**What to do:** Every record should be repeated exactly, except that pictures are left out.

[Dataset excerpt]
######

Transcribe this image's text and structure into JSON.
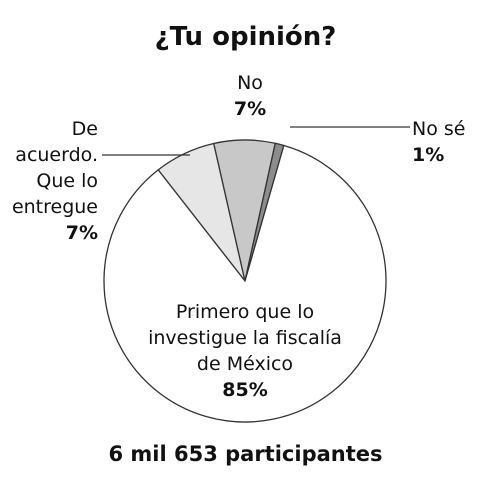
{
  "chart_data": {
    "type": "pie",
    "title": "¿Tu opinión?",
    "categories": [
      "De acuerdo. Que lo entregue",
      "No",
      "No sé",
      "Primero que lo investigue la fiscalía de México"
    ],
    "values": [
      7,
      7,
      1,
      85
    ],
    "value_labels": [
      "7%",
      "7%",
      "1%",
      "85%"
    ],
    "colors": [
      "#e6e6e6",
      "#c8c8c8",
      "#8c8c8c",
      "#ffffff"
    ],
    "caption": "6 mil 653 participantes"
  }
}
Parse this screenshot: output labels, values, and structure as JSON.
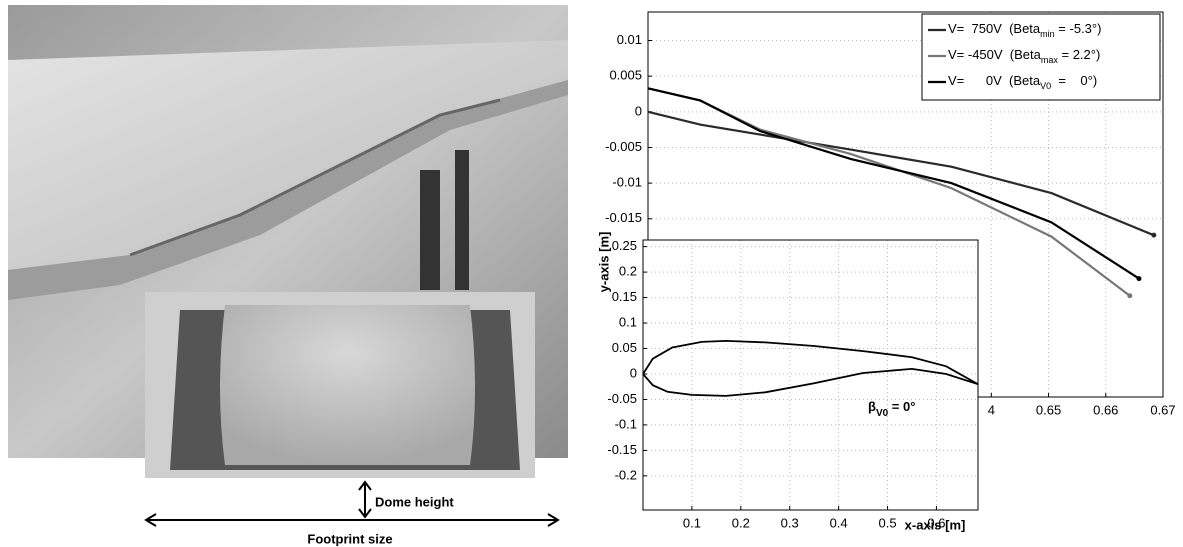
{
  "photo": {
    "dome_label": "Dome height",
    "footprint_label": "Footprint size"
  },
  "chart_data": [
    {
      "type": "line",
      "xlabel": "x-axis [m]",
      "ylabel": "y-axis [m]",
      "xlim": [
        0.58,
        0.67
      ],
      "ylim": [
        -0.04,
        0.014
      ],
      "xticks": [
        {
          "value": 0.64,
          "label": "4"
        },
        0.65,
        0.66,
        0.67
      ],
      "yticks": [
        0.01,
        0.005,
        0,
        -0.005,
        -0.01,
        -0.015
      ],
      "grid": true,
      "legend": "upper right",
      "series": [
        {
          "name": [
            "V=  750V  (Beta",
            "min",
            " = -5.3°)"
          ],
          "color": "#2a2a2a",
          "x": [
            0.58,
            0.5891,
            0.5996,
            0.6154,
            0.633,
            0.6505,
            0.6684
          ],
          "values": [
            0,
            -0.0018,
            -0.0032,
            -0.0053,
            -0.0077,
            -0.0114,
            -0.0173
          ]
        },
        {
          "name": [
            "V= -450V  (Beta",
            "max",
            " = 2.2°)"
          ],
          "color": "#777777",
          "x": [
            0.58,
            0.5891,
            0.5996,
            0.6154,
            0.633,
            0.6505,
            0.6642
          ],
          "values": [
            0.0033,
            0.0016,
            -0.0025,
            -0.0059,
            -0.0107,
            -0.0175,
            -0.0258
          ]
        },
        {
          "name": [
            "V=      0V  (Beta",
            "V0",
            "  =    0°)"
          ],
          "color": "#000000",
          "x": [
            0.58,
            0.5891,
            0.5996,
            0.6154,
            0.633,
            0.6505,
            0.6658
          ],
          "values": [
            0.0033,
            0.0016,
            -0.0027,
            -0.0066,
            -0.01,
            -0.0155,
            -0.0234
          ]
        }
      ]
    },
    {
      "type": "line",
      "xlim": [
        0,
        0.685
      ],
      "ylim": [
        -0.267,
        0.263
      ],
      "xticks": [
        0.1,
        0.2,
        0.3,
        0.4,
        0.5,
        0.6
      ],
      "yticks": [
        0.25,
        0.2,
        0.15,
        0.1,
        0.05,
        0,
        -0.05,
        -0.1,
        -0.15,
        -0.2
      ],
      "grid": true,
      "annotation": [
        "β",
        "V0",
        " = 0°"
      ],
      "series": [
        {
          "color": "#000000",
          "x": [
            0,
            0.02,
            0.06,
            0.12,
            0.17,
            0.25,
            0.35,
            0.45,
            0.55,
            0.62,
            0.685
          ],
          "values": [
            0,
            0.03,
            0.052,
            0.063,
            0.065,
            0.062,
            0.055,
            0.045,
            0.033,
            0.015,
            -0.02
          ]
        },
        {
          "color": "#000000",
          "x": [
            0,
            0.02,
            0.05,
            0.1,
            0.17,
            0.25,
            0.35,
            0.45,
            0.55,
            0.62,
            0.685
          ],
          "values": [
            0,
            -0.022,
            -0.035,
            -0.041,
            -0.043,
            -0.036,
            -0.018,
            0.002,
            0.01,
            0,
            -0.02
          ]
        }
      ]
    }
  ]
}
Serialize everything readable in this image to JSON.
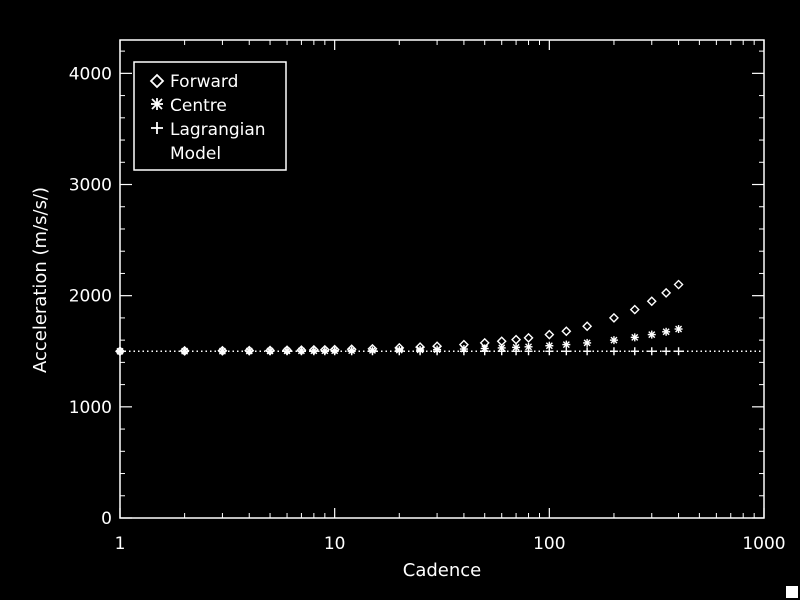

######

**Exercise response:**
Transcribe this image's text and structure into JSON.
{
  "chart_data": {
    "type": "pie",
    "title": "¿Tu opinión?",
    "categories": [
      "De acuerdo. Que lo entregue",
      "No",
      "No sé",
      "Primero que lo investigue la fiscalía de México"
    ],
    "values": [
      7,
      7,
      1,
      85
    ],
    "value_labels": [
      "7%",
      "7%",
      "1%",
      "85%"
    ],
    "colors": [
      "#e6e6e6",
      "#c8c8c8",
      "#8c8c8c",
      "#ffffff"
    ],
    "caption": "6 mil 653 participantes"
  }
}
Parse this screenshot: output labels, values, and structure as JSON.
{
  "photo": {
    "dome_label": "Dome height",
    "footprint_label": "Footprint size"
  },
  "chart_data": [
    {
      "type": "line",
      "xlabel": "x-axis [m]",
      "ylabel": "y-axis [m]",
      "xlim": [
        0.58,
        0.67
      ],
      "ylim": [
        -0.04,
        0.014
      ],
      "xticks": [
        {
          "value": 0.64,
          "label": "4"
        },
        0.65,
        0.66,
        0.67
      ],
      "yticks": [
        0.01,
        0.005,
        0,
        -0.005,
        -0.01,
        -0.015
      ],
      "grid": true,
      "legend": "upper right",
      "series": [
        {
          "name": [
            "V=  750V  (Beta",
            "min",
            " = -5.3°)"
          ],
          "color": "#2a2a2a",
          "x": [
            0.58,
            0.5891,
            0.5996,
            0.6154,
            0.633,
            0.6505,
            0.6684
          ],
          "values": [
            0,
            -0.0018,
            -0.0032,
            -0.0053,
            -0.0077,
            -0.0114,
            -0.0173
          ]
        },
        {
          "name": [
            "V= -450V  (Beta",
            "max",
            " = 2.2°)"
          ],
          "color": "#777777",
          "x": [
            0.58,
            0.5891,
            0.5996,
            0.6154,
            0.633,
            0.6505,
            0.6642
          ],
          "values": [
            0.0033,
            0.0016,
            -0.0025,
            -0.0059,
            -0.0107,
            -0.0175,
            -0.0258
          ]
        },
        {
          "name": [
            "V=      0V  (Beta",
            "V0",
            "  =    0°)"
          ],
          "color": "#000000",
          "x": [
            0.58,
            0.5891,
            0.5996,
            0.6154,
            0.633,
            0.6505,
            0.6658
          ],
          "values": [
            0.0033,
            0.0016,
            -0.0027,
            -0.0066,
            -0.01,
            -0.0155,
            -0.0234
          ]
        }
      ]
    },
    {
      "type": "line",
      "xlim": [
        0,
        0.685
      ],
      "ylim": [
        -0.267,
        0.263
      ],
      "xticks": [
        0.1,
        0.2,
        0.3,
        0.4,
        0.5,
        0.6
      ],
      "yticks": [
        0.25,
        0.2,
        0.15,
        0.1,
        0.05,
        0,
        -0.05,
        -0.1,
        -0.15,
        -0.2
      ],
      "grid": true,
      "annotation": [
        "β",
        "V0",
        " = 0°"
      ],
      "series": [
        {
          "color": "#000000",
          "x": [
            0,
            0.02,
            0.06,
            0.12,
            0.17,
            0.25,
            0.35,
            0.45,
            0.55,
            0.62,
            0.685
          ],
          "values": [
            0,
            0.03,
            0.052,
            0.063,
            0.065,
            0.062,
            0.055,
            0.045,
            0.033,
            0.015,
            -0.02
          ]
        },
        {
          "color": "#000000",
          "x": [
            0,
            0.02,
            0.05,
            0.1,
            0.17,
            0.25,
            0.35,
            0.45,
            0.55,
            0.62,
            0.685
          ],
          "values": [
            0,
            -0.022,
            -0.035,
            -0.041,
            -0.043,
            -0.036,
            -0.018,
            0.002,
            0.01,
            0,
            -0.02
          ]
        }
      ]
    }
  ]
}
Serialize everything readable in this image to JSON.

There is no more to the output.